Write out every record in full, exactly as written, please.

(Dataset records)
........

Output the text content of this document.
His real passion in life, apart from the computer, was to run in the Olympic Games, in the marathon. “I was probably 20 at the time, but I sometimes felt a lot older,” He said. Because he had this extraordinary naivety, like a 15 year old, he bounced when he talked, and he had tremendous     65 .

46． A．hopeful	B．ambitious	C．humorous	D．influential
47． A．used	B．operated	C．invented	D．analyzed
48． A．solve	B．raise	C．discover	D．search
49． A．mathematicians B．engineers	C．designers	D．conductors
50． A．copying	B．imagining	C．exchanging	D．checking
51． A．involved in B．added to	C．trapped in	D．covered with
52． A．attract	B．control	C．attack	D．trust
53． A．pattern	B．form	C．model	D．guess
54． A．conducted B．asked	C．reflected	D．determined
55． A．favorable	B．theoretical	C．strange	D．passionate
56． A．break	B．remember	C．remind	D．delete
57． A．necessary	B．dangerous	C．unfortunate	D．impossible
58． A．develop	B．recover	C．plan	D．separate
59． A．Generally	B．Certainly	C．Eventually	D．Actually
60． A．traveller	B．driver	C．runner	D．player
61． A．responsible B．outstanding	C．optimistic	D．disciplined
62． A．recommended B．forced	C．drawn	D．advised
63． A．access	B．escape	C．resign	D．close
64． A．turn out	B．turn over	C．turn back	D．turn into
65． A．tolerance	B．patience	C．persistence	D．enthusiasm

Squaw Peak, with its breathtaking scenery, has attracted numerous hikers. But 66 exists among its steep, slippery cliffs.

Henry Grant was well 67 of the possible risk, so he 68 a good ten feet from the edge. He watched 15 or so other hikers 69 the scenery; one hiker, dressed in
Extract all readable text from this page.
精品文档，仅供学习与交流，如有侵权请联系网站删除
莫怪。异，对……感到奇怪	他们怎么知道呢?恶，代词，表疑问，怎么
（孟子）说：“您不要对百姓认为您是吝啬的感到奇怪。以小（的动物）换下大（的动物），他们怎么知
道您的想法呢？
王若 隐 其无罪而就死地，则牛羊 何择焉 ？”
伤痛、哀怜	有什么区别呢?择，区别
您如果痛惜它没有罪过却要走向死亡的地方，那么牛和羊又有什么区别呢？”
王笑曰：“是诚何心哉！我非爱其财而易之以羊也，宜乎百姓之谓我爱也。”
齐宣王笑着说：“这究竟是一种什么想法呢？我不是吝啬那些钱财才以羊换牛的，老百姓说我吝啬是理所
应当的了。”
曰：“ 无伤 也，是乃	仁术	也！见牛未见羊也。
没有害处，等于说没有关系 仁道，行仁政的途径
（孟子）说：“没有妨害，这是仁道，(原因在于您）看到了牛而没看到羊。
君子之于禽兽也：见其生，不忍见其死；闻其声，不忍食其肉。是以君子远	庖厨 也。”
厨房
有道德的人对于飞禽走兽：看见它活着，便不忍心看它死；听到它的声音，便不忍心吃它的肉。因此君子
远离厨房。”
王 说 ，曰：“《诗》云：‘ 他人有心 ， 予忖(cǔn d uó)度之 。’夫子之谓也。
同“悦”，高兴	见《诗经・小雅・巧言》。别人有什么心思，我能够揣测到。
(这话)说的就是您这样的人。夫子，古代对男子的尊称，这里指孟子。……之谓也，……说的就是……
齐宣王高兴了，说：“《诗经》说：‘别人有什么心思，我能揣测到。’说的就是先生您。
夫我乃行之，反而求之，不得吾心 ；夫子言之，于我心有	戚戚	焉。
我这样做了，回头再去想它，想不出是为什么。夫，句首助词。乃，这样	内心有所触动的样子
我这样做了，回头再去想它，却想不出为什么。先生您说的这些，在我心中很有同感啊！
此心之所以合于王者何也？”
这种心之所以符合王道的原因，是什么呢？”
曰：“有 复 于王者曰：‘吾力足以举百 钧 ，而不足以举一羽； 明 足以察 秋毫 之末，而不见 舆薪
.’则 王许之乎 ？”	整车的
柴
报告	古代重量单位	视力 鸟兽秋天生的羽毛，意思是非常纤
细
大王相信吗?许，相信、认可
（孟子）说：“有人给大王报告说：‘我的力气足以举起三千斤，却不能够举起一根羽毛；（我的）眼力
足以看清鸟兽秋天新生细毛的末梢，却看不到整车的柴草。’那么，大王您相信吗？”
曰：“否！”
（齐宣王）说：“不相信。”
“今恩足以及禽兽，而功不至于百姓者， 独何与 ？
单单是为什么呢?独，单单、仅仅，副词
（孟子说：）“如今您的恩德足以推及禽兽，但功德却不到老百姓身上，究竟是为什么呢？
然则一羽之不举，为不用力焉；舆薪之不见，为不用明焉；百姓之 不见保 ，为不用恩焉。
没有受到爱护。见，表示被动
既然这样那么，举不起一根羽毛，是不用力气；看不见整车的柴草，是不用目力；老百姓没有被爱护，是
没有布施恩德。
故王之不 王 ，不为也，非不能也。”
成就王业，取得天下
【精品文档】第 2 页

........

- [Output of the task]
Output the text content of this document.
His real passion in life, apart from the computer, was to run in the Olympic Games, in the marathon. “I was probably 20 at the time, but I sometimes felt a lot older,” He said. Because he had this extraordinary naivety, like a 15 year old, he bounced when he talked, and he had tremendous     65 .

46． A．hopeful	B．ambitious	C．humorous	D．influential
47． A．used	B．operated	C．invented	D．analyzed
48． A．solve	B．raise	C．discover	D．search
49． A．mathematicians B．engineers	C．designers	D．conductors
50． A．copying	B．imagining	C．exchanging	D．checking
51． A．involved in B．added to	C．trapped in	D．covered with
52． A．attract	B．control	C．attack	D．trust
53． A．pattern	B．form	C．model	D．guess
54． A．conducted B．asked	C．reflected	D．determined
55． A．favorable	B．theoretical	C．strange	D．passionate
56． A．break	B．remember	C．remind	D．delete
57． A．necessary	B．dangerous	C．unfortunate	D．impossible
58． A．develop	B．recover	C．plan	D．separate
59． A．Generally	B．Certainly	C．Eventually	D．Actually
60． A．traveller	B．driver	C．runner	D．player
61． A．responsible B．outstanding	C．optimistic	D．disciplined
62． A．recommended B．forced	C．drawn	D．advised
63． A．access	B．escape	C．resign	D．close
64． A．turn out	B．turn over	C．turn back	D．turn into
65． A．tolerance	B．patience	C．persistence	D．enthusiasm

Squaw Peak, with its breathtaking scenery, has attracted numerous hikers. But 66 exists among its steep, slippery cliffs.

Henry Grant was well 67 of the possible risk, so he 68 a good ten feet from the edge. He watched 15 or so other hikers 69 the scenery; one hiker, dressed in
Extract all readable text from this page.
精品文档，仅供学习与交流，如有侵权请联系网站删除
莫怪。异，对……感到奇怪	他们怎么知道呢?恶，代词，表疑问，怎么
（孟子）说：“您不要对百姓认为您是吝啬的感到奇怪。以小（的动物）换下大（的动物），他们怎么知
道您的想法呢？
王若 隐 其无罪而就死地，则牛羊 何择焉 ？”
伤痛、哀怜	有什么区别呢?择，区别
您如果痛惜它没有罪过却要走向死亡的地方，那么牛和羊又有什么区别呢？”
王笑曰：“是诚何心哉！我非爱其财而易之以羊也，宜乎百姓之谓我爱也。”
齐宣王笑着说：“这究竟是一种什么想法呢？我不是吝啬那些钱财才以羊换牛的，老百姓说我吝啬是理所
应当的了。”
曰：“ 无伤 也，是乃	仁术	也！见牛未见羊也。
没有害处，等于说没有关系 仁道，行仁政的途径
（孟子）说：“没有妨害，这是仁道，(原因在于您）看到了牛而没看到羊。
君子之于禽兽也：见其生，不忍见其死；闻其声，不忍食其肉。是以君子远	庖厨 也。”
厨房
有道德的人对于飞禽走兽：看见它活着，便不忍心看它死；听到它的声音，便不忍心吃它的肉。因此君子
远离厨房。”
王 说 ，曰：“《诗》云：‘ 他人有心 ， 予忖(cǔn d uó)度之 。’夫子之谓也。
同“悦”，高兴	见《诗经・小雅・巧言》。别人有什么心思，我能够揣测到。
(这话)说的就是您这样的人。夫子，古代对男子的尊称，这里指孟子。……之谓也，……说的就是……
齐宣王高兴了，说：“《诗经》说：‘别人有什么心思，我能揣测到。’说的就是先生您。
夫我乃行之，反而求之，不得吾心 ；夫子言之，于我心有	戚戚	焉。
我这样做了，回头再去想它，想不出是为什么。夫，句首助词。乃，这样	内心有所触动的样子
我这样做了，回头再去想它，却想不出为什么。先生您说的这些，在我心中很有同感啊！
此心之所以合于王者何也？”
这种心之所以符合王道的原因，是什么呢？”
曰：“有 复 于王者曰：‘吾力足以举百 钧 ，而不足以举一羽； 明 足以察 秋毫 之末，而不见 舆薪
.’则 王许之乎 ？”	整车的
柴
报告	古代重量单位	视力 鸟兽秋天生的羽毛，意思是非常纤
细
大王相信吗?许，相信、认可
（孟子）说：“有人给大王报告说：‘我的力气足以举起三千斤，却不能够举起一根羽毛；（我的）眼力
足以看清鸟兽秋天新生细毛的末梢，却看不到整车的柴草。’那么，大王您相信吗？”
曰：“否！”
（齐宣王）说：“不相信。”
“今恩足以及禽兽，而功不至于百姓者， 独何与 ？
单单是为什么呢?独，单单、仅仅，副词
（孟子说：）“如今您的恩德足以推及禽兽，但功德却不到老百姓身上，究竟是为什么呢？
然则一羽之不举，为不用力焉；舆薪之不见，为不用明焉；百姓之 不见保 ，为不用恩焉。
没有受到爱护。见，表示被动
既然这样那么，举不起一根羽毛，是不用力气；看不见整车的柴草，是不用目力；老百姓没有被爱护，是
没有布施恩德。
故王之不 王 ，不为也，非不能也。”
成就王业，取得天下
【精品文档】第 2 页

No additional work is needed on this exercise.